Directions: Looking at the data below, count the lines that contain the string "Question". Write only the total.

Records for the exercise:
** BEGIN **
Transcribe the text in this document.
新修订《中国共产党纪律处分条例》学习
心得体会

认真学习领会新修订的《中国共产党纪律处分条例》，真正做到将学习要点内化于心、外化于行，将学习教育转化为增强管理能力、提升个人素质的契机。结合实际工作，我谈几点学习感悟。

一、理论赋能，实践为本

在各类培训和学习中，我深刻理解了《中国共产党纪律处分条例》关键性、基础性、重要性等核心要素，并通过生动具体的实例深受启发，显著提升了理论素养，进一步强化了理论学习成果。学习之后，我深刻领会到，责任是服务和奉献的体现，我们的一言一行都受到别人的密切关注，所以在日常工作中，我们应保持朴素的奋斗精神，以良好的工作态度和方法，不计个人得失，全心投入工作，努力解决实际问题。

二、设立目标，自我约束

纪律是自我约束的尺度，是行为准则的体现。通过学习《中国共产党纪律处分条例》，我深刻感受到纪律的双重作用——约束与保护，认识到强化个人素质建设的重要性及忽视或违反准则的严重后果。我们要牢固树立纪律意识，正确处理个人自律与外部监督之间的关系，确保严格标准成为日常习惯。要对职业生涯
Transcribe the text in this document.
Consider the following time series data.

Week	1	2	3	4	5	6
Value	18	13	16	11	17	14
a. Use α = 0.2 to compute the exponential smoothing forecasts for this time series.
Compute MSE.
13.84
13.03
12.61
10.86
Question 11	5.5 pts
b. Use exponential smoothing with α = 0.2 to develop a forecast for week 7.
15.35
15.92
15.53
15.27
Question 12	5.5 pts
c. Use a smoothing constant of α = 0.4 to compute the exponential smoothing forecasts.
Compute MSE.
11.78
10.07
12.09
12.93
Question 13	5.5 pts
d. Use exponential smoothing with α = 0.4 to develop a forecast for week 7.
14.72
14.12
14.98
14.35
** END **
Response: 3